▸ **Task objective**: Write out the lines of every row below as a numbered list, leaving out any blank lines.

((

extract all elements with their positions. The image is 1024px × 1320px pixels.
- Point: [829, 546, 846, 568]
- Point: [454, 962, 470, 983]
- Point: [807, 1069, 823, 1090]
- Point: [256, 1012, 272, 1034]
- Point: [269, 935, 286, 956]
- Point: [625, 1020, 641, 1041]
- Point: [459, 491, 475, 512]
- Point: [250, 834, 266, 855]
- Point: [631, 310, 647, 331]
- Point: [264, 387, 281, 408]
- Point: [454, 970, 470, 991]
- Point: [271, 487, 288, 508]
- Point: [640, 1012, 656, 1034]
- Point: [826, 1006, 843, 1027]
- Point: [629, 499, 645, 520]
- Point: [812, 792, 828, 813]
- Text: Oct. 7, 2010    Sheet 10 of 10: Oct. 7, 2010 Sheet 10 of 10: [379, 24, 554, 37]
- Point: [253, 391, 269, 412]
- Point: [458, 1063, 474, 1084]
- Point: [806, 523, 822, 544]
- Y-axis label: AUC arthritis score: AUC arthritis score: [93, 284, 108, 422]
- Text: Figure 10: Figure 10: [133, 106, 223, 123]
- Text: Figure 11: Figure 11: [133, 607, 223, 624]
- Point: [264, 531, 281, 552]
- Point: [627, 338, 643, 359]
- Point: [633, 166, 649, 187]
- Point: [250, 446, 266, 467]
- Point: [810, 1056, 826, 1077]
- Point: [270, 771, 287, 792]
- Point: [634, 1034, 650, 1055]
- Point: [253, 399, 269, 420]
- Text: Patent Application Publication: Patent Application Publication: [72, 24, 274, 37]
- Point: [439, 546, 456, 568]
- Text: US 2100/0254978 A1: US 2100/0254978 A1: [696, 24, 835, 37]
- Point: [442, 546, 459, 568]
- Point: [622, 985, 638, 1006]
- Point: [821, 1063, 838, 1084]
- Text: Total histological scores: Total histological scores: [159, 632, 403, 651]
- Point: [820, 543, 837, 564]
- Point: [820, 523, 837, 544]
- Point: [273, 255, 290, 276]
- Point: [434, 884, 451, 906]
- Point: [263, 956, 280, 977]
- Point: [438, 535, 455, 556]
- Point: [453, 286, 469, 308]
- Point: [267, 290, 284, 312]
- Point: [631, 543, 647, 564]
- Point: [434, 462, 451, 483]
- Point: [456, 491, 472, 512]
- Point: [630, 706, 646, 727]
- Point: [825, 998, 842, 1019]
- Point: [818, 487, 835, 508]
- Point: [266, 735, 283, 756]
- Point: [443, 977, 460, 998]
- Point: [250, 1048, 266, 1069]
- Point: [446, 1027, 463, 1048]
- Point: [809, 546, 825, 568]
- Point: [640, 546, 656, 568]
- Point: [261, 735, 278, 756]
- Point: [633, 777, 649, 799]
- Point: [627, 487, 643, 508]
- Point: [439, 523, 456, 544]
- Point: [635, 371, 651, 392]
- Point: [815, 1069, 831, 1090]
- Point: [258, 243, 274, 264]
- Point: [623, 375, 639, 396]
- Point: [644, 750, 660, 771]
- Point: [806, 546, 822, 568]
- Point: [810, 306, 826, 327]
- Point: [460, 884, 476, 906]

))

▸ **Right answer**:
1. extract all elements with their positions. The image is 1024px × 1320px pixels.
2. - Point: [829, 546, 846, 568]
3. - Point: [454, 962, 470, 983]
4. - Point: [807, 1069, 823, 1090]
5. - Point: [256, 1012, 272, 1034]
6. - Point: [269, 935, 286, 956]
7. - Point: [625, 1020, 641, 1041]
8. - Point: [459, 491, 475, 512]
9. - Point: [250, 834, 266, 855]
10. - Point: [631, 310, 647, 331]
11. - Point: [264, 387, 281, 408]
12. - Point: [454, 970, 470, 991]
13. - Point: [271, 487, 288, 508]
14. - Point: [640, 1012, 656, 1034]
15. - Point: [826, 1006, 843, 1027]
16. - Point: [629, 499, 645, 520]
17. - Point: [812, 792, 828, 813]
18. - Text: Oct. 7, 2010    Sheet 10 of 10: Oct. 7, 2010 Sheet 10 of 10: [379, 24, 554, 37]
19. - Point: [253, 391, 269, 412]
20. - Point: [458, 1063, 474, 1084]
21. - Point: [806, 523, 822, 544]
22. - Y-axis label: AUC arthritis score: AUC arthritis score: [93, 284, 108, 422]
23. - Text: Figure 10: Figure 10: [133, 106, 223, 123]
24. - Text: Figure 11: Figure 11: [133, 607, 223, 624]
25. - Point: [264, 531, 281, 552]
26. - Point: [627, 338, 643, 359]
27. - Point: [633, 166, 649, 187]
28. - Point: [250, 446, 266, 467]
29. - Point: [810, 1056, 826, 1077]
30. - Point: [270, 771, 287, 792]
31. - Point: [634, 1034, 650, 1055]
32. - Point: [253, 399, 269, 420]
33. - Text: Patent Application Publication: Patent Application Publication: [72, 24, 274, 37]
34. - Point: [439, 546, 456, 568]
35. - Text: US 2100/0254978 A1: US 2100/0254978 A1: [696, 24, 835, 37]
36. - Point: [442, 546, 459, 568]
37. - Point: [622, 985, 638, 1006]
38. - Point: [821, 1063, 838, 1084]
39. - Text: Total histological scores: Total histological scores: [159, 632, 403, 651]
40. - Point: [820, 543, 837, 564]
41. - Point: [820, 523, 837, 544]
42. - Point: [273, 255, 290, 276]
43. - Point: [434, 884, 451, 906]
44. - Point: [263, 956, 280, 977]
45. - Point: [438, 535, 455, 556]
46. - Point: [453, 286, 469, 308]
47. - Point: [267, 290, 284, 312]
48. - Point: [631, 543, 647, 564]
49. - Point: [434, 462, 451, 483]
50. - Point: [456, 491, 472, 512]
51. - Point: [630, 706, 646, 727]
52. - Point: [825, 998, 842, 1019]
53. - Point: [818, 487, 835, 508]
54. - Point: [266, 735, 283, 756]
55. - Point: [443, 977, 460, 998]
56. - Point: [250, 1048, 266, 1069]
57. - Point: [446, 1027, 463, 1048]
58. - Point: [809, 546, 825, 568]
59. - Point: [640, 546, 656, 568]
60. - Point: [261, 735, 278, 756]
61. - Point: [633, 777, 649, 799]
62. - Point: [627, 487, 643, 508]
63. - Point: [439, 523, 456, 544]
64. - Point: [635, 371, 651, 392]
65. - Point: [815, 1069, 831, 1090]
66. - Point: [258, 243, 274, 264]
67. - Point: [623, 375, 639, 396]
68. - Point: [644, 750, 660, 771]
69. - Point: [806, 546, 822, 568]
70. - Point: [810, 306, 826, 327]
71. - Point: [460, 884, 476, 906]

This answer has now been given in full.